= Data supplied =
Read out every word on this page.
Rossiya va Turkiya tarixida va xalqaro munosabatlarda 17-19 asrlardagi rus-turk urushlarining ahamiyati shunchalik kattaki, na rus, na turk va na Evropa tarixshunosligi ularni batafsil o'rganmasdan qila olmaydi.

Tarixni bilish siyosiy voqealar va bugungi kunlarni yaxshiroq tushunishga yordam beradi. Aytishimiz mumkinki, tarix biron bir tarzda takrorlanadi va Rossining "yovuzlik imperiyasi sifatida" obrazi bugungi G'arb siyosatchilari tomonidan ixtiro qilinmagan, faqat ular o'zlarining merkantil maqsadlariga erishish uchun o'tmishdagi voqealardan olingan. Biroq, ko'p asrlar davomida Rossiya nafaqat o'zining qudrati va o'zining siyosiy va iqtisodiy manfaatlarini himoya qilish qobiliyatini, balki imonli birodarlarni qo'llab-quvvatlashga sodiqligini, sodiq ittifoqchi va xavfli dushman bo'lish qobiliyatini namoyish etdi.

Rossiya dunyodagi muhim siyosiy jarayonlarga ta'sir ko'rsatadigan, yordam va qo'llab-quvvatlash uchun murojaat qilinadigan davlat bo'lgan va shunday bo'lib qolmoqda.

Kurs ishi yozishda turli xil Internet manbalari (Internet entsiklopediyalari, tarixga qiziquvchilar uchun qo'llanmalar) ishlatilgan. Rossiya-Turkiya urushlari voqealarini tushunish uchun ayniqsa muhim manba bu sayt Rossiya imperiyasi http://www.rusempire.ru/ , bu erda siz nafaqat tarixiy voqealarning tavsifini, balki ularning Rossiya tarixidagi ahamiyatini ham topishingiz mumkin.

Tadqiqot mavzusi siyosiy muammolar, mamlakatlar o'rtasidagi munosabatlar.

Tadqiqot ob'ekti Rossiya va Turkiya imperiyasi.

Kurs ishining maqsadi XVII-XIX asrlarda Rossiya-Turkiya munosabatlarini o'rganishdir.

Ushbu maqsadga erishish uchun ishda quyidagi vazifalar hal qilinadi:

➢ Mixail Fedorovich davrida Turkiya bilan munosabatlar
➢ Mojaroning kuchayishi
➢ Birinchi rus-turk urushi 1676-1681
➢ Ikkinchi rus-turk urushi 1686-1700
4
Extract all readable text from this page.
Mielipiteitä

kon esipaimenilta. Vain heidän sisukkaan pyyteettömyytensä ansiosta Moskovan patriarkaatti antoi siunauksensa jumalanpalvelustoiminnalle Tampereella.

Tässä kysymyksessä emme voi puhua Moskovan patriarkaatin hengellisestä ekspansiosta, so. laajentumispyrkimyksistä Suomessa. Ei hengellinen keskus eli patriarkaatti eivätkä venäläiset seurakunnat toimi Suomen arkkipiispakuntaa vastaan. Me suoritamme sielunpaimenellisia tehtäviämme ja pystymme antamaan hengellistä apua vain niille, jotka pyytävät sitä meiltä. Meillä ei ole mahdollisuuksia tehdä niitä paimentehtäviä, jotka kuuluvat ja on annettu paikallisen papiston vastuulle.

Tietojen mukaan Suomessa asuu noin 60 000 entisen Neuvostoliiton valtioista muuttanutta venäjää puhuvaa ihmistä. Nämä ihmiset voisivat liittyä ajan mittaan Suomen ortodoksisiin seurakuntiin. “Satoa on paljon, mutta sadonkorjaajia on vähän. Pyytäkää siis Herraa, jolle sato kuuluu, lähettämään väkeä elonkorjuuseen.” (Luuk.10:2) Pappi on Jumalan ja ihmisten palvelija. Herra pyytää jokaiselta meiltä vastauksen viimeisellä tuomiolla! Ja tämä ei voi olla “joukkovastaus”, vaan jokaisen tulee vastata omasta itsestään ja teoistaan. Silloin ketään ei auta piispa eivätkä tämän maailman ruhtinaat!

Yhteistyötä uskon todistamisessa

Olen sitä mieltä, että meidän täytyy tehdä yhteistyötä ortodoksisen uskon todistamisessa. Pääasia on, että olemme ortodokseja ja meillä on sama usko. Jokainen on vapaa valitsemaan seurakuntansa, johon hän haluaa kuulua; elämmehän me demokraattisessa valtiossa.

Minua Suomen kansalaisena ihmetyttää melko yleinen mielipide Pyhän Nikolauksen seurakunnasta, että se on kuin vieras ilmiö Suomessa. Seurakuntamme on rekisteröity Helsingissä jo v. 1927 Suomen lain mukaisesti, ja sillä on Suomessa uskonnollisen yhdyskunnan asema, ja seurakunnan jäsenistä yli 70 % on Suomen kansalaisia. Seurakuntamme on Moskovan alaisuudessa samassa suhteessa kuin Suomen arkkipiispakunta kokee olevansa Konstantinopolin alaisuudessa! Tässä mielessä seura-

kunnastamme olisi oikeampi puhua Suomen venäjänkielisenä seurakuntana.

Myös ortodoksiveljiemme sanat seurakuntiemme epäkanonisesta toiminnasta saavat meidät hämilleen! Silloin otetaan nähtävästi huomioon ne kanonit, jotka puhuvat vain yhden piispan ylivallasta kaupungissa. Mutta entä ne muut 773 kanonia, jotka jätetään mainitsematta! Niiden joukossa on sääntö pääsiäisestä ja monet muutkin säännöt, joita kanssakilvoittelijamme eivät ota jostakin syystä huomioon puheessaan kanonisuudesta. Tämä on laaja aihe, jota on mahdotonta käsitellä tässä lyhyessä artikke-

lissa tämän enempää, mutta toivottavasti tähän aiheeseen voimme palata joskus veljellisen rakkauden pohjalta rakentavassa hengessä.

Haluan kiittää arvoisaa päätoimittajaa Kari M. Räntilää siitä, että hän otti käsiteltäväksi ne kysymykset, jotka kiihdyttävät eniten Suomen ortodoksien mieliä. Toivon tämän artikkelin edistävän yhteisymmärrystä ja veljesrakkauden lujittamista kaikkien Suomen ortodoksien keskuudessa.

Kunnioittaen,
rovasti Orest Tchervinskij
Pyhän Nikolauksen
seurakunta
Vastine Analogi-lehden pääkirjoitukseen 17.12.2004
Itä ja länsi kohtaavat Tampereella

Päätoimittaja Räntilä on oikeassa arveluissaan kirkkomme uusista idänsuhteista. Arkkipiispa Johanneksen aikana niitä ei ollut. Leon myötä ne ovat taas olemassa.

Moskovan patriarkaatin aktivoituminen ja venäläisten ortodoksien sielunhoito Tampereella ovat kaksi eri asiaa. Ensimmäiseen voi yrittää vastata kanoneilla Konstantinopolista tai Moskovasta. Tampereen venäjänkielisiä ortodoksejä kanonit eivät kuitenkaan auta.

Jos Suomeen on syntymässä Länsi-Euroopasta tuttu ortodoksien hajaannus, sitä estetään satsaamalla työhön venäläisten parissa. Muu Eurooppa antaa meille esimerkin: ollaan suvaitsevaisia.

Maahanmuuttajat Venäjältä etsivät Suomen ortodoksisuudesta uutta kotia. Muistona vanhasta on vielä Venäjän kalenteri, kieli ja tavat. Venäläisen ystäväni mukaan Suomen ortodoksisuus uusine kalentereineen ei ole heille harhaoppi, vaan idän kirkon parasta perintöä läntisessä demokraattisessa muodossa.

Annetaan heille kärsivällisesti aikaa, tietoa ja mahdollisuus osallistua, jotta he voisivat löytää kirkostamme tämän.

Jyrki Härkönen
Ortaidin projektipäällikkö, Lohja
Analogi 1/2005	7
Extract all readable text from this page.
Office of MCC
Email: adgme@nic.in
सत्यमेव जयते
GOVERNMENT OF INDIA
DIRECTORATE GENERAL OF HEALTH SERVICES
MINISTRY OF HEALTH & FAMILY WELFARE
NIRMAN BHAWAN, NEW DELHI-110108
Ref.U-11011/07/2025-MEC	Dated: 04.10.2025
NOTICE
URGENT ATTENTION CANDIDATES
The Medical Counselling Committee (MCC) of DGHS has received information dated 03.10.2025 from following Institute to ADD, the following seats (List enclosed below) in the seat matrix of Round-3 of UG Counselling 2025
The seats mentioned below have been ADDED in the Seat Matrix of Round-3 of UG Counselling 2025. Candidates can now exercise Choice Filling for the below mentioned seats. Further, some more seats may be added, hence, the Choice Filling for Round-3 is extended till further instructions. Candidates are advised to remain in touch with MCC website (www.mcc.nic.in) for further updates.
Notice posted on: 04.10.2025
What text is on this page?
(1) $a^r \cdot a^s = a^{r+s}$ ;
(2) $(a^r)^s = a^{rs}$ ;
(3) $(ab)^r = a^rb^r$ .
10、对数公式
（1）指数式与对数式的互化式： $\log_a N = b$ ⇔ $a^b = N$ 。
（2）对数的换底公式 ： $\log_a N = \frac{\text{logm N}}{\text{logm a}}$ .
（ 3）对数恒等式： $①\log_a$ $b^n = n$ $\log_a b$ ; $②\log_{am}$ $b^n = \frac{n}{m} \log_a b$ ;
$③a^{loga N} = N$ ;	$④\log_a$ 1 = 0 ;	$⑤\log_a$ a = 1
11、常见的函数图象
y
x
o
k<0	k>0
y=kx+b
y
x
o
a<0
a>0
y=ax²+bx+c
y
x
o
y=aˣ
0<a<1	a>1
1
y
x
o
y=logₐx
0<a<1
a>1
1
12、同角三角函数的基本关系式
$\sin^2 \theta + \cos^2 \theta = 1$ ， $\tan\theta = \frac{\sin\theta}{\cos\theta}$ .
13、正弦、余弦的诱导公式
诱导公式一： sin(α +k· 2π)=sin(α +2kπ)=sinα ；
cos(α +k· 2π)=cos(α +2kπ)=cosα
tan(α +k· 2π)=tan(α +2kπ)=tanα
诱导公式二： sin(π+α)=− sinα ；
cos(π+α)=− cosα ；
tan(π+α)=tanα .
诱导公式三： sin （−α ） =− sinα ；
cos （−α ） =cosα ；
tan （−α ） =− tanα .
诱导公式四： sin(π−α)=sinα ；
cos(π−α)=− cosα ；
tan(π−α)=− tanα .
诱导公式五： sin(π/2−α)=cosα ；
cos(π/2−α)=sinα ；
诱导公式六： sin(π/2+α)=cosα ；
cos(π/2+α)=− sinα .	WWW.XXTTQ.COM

= Stated exercise =
Identify the lines in the entries above that contain "cosα", then copy them out.

= Response to this task =
cos(α +k· 2π)=cos(α +2kπ)=cosα
cos(π+α)=− cosα ；
cos （−α ） =cosα ；
cos(π−α)=− cosα ；
诱导公式五： sin(π/2−α)=cosα ；
诱导公式六： sin(π/2+α)=cosα ；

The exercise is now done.